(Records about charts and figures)
** start **

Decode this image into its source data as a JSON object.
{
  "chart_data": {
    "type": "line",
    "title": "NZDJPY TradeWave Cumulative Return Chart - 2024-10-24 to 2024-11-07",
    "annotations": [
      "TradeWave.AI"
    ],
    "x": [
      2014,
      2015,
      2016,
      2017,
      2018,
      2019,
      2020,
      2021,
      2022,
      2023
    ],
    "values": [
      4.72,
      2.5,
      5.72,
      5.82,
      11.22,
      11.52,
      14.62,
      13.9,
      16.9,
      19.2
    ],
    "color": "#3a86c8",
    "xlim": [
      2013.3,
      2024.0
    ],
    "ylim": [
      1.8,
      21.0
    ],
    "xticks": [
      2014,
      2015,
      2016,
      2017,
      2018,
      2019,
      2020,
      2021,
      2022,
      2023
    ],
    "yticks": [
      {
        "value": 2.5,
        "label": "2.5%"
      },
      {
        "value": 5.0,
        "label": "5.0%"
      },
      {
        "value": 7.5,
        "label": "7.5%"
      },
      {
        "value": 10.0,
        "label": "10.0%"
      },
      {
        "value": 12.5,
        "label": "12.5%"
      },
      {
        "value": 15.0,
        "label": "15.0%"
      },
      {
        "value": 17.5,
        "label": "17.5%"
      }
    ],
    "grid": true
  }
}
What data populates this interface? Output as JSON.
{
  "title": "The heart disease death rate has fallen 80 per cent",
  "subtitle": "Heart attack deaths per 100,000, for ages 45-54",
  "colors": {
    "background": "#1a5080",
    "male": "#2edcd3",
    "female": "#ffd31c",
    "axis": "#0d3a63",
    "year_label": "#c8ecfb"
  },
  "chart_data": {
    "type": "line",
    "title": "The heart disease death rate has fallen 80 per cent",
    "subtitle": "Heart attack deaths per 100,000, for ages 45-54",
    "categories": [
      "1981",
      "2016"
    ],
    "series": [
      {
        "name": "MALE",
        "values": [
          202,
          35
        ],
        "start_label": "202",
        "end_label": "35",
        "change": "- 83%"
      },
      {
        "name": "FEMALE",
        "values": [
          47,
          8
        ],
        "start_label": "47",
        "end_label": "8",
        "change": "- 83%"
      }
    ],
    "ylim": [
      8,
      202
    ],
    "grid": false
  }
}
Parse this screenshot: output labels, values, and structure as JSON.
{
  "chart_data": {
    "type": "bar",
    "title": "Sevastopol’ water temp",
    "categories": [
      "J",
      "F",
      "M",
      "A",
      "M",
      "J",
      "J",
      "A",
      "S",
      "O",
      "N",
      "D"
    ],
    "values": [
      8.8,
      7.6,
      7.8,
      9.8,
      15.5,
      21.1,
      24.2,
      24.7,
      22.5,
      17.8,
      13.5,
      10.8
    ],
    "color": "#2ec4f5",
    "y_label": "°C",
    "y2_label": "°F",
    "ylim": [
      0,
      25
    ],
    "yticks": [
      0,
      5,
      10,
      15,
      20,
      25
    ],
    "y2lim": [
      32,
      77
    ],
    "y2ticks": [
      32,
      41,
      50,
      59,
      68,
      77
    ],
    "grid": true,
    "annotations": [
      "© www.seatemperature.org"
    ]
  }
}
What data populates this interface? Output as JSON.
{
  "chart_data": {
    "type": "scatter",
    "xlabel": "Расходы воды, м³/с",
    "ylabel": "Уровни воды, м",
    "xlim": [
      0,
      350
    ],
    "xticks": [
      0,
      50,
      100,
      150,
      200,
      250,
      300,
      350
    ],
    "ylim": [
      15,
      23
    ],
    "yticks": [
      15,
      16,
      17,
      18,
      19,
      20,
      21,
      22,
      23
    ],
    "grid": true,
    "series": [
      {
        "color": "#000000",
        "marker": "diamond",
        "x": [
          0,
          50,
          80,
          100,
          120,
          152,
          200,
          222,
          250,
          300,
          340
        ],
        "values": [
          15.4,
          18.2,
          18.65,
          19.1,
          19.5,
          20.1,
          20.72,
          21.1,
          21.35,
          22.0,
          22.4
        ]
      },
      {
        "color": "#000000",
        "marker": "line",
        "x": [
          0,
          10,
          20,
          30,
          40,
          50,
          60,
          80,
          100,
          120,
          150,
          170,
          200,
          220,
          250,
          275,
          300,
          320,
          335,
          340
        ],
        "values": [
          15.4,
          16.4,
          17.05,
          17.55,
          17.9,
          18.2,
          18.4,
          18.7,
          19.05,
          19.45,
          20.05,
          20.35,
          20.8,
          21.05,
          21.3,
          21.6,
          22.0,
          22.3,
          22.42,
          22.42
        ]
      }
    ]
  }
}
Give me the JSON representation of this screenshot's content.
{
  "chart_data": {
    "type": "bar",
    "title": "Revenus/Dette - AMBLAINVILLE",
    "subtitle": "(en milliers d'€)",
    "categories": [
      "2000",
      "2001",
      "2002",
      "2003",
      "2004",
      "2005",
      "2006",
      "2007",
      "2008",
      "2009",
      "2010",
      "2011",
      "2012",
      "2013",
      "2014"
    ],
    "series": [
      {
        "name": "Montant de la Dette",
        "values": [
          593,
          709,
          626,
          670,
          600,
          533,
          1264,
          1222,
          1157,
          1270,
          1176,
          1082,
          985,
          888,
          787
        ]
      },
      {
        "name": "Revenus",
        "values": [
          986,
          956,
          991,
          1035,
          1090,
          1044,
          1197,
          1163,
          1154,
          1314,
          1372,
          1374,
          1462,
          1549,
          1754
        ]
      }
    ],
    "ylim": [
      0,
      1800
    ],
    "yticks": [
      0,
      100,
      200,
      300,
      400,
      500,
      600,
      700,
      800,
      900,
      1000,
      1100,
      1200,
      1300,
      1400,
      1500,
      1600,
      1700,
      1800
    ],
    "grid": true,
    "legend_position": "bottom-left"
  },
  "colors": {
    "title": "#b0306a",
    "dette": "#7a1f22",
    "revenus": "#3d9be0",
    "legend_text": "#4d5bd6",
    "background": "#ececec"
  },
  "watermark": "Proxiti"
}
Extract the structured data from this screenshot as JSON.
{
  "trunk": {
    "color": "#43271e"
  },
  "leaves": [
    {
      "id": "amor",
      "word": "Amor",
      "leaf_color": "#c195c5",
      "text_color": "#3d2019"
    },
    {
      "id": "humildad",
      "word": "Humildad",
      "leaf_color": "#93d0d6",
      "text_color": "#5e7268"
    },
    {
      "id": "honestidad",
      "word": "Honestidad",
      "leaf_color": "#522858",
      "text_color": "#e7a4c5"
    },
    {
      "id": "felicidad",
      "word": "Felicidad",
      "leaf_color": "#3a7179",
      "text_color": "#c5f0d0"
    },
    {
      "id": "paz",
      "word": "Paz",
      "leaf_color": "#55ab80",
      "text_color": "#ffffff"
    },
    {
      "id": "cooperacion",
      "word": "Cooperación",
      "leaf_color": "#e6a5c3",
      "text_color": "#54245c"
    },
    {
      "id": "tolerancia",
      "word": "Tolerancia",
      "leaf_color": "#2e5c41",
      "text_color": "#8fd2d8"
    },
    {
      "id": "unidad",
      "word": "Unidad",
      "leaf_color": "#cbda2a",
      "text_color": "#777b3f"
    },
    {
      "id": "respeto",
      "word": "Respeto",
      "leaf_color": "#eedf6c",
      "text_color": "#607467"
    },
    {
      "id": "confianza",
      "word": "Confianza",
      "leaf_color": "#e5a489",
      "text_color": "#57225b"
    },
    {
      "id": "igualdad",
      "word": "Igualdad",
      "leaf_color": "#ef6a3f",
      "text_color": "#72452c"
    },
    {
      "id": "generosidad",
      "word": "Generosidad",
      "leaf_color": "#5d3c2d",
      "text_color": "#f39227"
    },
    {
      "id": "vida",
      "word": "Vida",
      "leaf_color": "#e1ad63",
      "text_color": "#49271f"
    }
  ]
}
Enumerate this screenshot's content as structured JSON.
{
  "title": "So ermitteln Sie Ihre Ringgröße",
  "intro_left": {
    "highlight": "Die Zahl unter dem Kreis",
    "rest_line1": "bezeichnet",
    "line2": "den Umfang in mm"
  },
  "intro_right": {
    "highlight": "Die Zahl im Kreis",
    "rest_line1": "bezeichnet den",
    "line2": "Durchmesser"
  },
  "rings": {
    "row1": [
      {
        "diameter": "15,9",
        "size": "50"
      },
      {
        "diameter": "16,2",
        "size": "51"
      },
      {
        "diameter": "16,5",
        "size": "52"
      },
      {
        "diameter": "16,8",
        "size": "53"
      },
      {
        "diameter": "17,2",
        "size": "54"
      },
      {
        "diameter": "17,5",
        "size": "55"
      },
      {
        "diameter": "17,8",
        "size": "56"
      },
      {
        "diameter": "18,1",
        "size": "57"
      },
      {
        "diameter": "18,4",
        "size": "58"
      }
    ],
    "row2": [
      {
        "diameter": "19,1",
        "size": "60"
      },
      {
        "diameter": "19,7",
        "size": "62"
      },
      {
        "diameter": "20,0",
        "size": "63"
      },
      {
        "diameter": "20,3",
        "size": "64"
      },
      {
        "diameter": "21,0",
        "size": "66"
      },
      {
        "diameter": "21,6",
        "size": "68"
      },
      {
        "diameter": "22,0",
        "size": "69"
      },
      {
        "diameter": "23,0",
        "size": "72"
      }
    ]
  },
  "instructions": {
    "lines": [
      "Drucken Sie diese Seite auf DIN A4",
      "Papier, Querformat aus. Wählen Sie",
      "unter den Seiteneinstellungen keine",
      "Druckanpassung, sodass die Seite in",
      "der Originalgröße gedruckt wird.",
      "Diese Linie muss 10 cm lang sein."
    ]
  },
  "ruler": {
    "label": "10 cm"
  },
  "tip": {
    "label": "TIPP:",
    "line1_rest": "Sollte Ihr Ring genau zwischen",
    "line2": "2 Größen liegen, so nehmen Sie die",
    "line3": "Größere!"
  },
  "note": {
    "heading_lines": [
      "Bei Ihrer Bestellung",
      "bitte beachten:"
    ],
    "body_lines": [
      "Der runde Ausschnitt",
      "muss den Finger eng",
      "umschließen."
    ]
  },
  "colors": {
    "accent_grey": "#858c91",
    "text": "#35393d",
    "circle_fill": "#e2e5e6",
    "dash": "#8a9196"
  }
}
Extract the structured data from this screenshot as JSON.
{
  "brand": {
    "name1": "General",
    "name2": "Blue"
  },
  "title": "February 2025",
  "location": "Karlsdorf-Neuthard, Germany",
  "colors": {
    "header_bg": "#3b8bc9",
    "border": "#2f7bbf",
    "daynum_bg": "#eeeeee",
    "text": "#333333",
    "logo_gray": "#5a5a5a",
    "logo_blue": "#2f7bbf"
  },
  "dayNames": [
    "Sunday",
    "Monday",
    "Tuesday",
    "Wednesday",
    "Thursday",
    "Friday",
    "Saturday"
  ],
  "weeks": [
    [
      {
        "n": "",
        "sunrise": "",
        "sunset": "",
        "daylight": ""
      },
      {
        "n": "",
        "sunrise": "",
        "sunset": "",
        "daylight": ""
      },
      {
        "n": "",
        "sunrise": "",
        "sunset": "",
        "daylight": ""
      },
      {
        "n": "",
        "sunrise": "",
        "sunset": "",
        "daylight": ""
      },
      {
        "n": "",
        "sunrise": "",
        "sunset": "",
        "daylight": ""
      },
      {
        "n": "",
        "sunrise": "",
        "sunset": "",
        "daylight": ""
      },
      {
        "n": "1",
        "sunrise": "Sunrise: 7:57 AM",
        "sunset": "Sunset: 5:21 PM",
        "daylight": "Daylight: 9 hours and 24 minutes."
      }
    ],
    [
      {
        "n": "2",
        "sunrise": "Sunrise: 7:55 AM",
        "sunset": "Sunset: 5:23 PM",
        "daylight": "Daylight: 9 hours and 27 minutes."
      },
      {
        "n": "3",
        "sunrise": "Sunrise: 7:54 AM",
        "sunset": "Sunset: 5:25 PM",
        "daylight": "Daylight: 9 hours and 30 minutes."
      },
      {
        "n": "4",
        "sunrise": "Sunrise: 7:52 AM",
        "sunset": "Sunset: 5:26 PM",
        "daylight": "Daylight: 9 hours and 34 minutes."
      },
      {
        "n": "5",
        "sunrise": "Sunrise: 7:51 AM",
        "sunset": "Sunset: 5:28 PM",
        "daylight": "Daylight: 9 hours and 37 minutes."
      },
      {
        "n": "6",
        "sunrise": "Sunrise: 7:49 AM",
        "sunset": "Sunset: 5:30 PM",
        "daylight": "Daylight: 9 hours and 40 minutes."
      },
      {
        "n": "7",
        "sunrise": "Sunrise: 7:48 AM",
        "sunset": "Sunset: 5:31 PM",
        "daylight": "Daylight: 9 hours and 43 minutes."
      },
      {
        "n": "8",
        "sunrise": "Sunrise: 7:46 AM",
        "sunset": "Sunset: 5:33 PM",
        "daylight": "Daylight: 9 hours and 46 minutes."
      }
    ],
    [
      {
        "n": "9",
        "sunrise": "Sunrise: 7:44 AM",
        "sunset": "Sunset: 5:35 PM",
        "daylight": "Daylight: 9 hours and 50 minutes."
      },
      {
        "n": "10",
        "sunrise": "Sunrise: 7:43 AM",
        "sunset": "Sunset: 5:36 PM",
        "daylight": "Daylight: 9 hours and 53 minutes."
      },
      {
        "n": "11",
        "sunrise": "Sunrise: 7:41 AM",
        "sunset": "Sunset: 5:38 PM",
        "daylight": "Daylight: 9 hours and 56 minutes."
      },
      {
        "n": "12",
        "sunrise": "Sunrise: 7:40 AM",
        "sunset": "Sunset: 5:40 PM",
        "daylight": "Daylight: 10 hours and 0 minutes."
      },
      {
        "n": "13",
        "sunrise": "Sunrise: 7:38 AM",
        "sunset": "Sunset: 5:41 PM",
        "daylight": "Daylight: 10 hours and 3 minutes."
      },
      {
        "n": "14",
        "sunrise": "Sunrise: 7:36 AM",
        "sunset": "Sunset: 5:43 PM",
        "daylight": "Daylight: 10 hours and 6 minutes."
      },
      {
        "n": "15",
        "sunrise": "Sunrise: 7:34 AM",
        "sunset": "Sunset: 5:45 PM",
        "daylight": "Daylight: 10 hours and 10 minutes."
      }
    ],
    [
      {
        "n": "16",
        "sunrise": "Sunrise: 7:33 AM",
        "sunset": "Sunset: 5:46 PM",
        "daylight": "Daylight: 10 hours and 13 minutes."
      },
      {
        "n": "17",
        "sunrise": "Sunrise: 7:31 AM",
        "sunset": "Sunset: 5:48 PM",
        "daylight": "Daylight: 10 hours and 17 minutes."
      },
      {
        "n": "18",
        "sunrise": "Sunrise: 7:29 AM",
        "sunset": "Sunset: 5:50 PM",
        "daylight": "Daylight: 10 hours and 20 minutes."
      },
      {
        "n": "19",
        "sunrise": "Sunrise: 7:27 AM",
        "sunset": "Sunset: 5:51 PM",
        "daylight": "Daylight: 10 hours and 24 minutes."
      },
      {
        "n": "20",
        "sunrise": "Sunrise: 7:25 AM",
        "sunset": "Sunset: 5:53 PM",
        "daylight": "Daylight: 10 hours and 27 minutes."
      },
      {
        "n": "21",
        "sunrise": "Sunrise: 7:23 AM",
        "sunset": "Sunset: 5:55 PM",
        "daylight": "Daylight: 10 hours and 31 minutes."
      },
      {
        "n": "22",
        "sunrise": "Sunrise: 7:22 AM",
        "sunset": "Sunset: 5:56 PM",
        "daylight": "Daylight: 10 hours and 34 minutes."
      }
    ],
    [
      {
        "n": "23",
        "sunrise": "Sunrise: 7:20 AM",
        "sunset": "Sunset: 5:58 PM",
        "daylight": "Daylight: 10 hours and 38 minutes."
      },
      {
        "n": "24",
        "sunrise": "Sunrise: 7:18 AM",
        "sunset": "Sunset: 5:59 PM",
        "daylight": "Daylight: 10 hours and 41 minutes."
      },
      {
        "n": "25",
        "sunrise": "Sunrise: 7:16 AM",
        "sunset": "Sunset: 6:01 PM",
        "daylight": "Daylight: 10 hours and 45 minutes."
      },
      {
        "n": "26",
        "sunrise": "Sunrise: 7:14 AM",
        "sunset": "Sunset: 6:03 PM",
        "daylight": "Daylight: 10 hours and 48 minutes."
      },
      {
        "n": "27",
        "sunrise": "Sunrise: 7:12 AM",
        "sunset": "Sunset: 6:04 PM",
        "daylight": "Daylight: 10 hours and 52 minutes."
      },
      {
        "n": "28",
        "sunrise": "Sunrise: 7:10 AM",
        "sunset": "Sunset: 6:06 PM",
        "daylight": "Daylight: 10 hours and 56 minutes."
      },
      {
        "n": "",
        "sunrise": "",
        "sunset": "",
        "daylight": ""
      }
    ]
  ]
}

** end **

§ **To be done**
Find how many lines of the material carry the string "unter". Only the number should be in the answer.

§ **Problem solution**
2